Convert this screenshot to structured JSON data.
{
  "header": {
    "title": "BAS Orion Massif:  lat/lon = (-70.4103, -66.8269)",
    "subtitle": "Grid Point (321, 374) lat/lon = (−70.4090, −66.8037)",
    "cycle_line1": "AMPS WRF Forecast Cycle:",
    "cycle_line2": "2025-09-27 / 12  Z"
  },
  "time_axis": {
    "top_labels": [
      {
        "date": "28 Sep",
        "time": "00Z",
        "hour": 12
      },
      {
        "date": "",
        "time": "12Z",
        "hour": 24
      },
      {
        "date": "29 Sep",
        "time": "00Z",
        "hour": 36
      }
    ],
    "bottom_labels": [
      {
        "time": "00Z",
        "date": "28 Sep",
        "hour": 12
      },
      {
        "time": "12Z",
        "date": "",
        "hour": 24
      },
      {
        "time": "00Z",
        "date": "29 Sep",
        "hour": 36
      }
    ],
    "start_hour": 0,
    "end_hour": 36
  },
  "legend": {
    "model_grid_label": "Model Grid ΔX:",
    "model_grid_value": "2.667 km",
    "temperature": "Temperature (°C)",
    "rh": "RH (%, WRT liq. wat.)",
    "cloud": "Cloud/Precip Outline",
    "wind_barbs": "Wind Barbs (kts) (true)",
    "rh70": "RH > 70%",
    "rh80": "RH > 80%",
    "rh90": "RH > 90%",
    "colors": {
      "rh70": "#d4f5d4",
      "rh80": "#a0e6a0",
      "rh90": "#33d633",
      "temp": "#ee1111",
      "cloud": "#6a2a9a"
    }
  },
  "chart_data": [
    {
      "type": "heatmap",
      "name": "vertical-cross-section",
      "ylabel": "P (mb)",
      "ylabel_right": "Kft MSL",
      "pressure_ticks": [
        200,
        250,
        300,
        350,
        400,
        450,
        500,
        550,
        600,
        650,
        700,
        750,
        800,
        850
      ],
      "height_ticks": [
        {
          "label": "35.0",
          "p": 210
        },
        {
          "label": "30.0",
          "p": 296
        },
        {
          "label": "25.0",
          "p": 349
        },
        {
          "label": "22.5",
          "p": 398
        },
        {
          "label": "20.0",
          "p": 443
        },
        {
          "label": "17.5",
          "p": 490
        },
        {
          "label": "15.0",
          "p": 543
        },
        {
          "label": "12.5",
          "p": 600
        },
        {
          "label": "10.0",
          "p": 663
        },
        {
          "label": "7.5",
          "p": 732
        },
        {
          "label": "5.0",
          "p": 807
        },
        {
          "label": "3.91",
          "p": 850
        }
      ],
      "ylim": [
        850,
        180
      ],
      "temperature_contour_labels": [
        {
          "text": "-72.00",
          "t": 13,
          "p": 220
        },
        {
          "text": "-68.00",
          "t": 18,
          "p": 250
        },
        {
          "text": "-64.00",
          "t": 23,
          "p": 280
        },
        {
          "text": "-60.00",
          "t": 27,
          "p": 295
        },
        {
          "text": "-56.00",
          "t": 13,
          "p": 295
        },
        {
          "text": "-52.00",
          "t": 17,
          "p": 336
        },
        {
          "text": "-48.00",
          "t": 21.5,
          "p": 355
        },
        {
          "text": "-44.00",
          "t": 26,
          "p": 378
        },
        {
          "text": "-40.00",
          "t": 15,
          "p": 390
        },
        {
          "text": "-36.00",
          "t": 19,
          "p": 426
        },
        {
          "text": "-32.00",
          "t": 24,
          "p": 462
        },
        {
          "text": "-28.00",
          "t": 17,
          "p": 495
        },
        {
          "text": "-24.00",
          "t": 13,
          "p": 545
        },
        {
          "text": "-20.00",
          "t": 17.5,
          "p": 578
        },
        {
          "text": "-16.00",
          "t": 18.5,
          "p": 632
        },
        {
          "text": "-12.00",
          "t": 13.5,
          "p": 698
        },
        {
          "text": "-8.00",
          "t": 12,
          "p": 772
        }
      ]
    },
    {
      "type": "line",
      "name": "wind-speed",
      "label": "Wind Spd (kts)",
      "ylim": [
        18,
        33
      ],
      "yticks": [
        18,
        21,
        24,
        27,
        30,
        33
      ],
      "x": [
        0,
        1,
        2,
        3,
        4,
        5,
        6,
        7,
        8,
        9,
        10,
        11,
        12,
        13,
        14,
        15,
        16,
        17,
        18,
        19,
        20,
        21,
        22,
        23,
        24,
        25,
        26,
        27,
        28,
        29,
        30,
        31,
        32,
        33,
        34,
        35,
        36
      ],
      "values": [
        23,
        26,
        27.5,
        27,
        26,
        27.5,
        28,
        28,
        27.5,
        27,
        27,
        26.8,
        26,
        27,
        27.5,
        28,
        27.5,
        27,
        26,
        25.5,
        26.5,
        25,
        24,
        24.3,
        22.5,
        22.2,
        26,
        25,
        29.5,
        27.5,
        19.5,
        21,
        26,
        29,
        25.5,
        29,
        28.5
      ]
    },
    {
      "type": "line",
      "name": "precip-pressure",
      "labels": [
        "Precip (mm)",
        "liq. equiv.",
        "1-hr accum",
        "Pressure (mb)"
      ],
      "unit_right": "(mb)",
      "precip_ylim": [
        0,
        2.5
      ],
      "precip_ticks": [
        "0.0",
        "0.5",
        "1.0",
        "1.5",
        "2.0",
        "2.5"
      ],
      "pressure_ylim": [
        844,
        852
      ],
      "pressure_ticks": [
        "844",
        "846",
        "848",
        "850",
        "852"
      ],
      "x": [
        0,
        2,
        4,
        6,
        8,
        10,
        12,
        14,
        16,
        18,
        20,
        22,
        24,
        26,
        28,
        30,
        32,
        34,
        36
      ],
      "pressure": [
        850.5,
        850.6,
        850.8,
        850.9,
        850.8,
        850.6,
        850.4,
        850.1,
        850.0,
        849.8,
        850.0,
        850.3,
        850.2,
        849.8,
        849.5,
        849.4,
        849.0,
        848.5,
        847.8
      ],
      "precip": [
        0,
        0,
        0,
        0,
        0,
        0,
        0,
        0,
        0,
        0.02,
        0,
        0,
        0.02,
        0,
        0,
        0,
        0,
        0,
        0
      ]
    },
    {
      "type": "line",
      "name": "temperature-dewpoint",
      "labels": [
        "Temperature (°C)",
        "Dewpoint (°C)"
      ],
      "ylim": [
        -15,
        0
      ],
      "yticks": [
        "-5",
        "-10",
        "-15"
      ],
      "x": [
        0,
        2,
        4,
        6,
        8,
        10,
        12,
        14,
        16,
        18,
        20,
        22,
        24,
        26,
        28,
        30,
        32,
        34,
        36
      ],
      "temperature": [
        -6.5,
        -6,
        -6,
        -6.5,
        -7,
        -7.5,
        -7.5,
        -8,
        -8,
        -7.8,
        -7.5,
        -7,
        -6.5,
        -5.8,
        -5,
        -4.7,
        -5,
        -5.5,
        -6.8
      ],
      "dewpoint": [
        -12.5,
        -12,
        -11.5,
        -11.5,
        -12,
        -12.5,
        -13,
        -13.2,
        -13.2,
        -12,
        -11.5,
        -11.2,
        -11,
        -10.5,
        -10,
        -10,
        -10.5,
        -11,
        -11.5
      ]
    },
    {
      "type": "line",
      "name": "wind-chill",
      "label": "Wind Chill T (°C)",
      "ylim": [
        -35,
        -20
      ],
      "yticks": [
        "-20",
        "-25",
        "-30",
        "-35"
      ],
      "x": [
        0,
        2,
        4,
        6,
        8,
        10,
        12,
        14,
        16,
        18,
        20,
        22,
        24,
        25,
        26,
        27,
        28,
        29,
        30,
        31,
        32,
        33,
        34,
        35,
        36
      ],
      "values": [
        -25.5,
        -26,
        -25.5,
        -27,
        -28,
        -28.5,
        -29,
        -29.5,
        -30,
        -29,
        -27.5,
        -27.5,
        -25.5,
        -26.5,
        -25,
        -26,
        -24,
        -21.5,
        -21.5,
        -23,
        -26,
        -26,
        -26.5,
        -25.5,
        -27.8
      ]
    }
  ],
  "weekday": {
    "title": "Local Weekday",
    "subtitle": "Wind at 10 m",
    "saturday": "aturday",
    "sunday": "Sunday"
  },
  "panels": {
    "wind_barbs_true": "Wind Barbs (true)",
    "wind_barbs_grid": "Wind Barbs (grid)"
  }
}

Problem description: Identify every line where the string "Barbs" appears.

Solution to the problem:
    "wind_barbs": "Wind Barbs (kts) (true)",
    "wind_barbs_true": "Wind Barbs (true)",
    "wind_barbs_grid": "Wind Barbs (grid)"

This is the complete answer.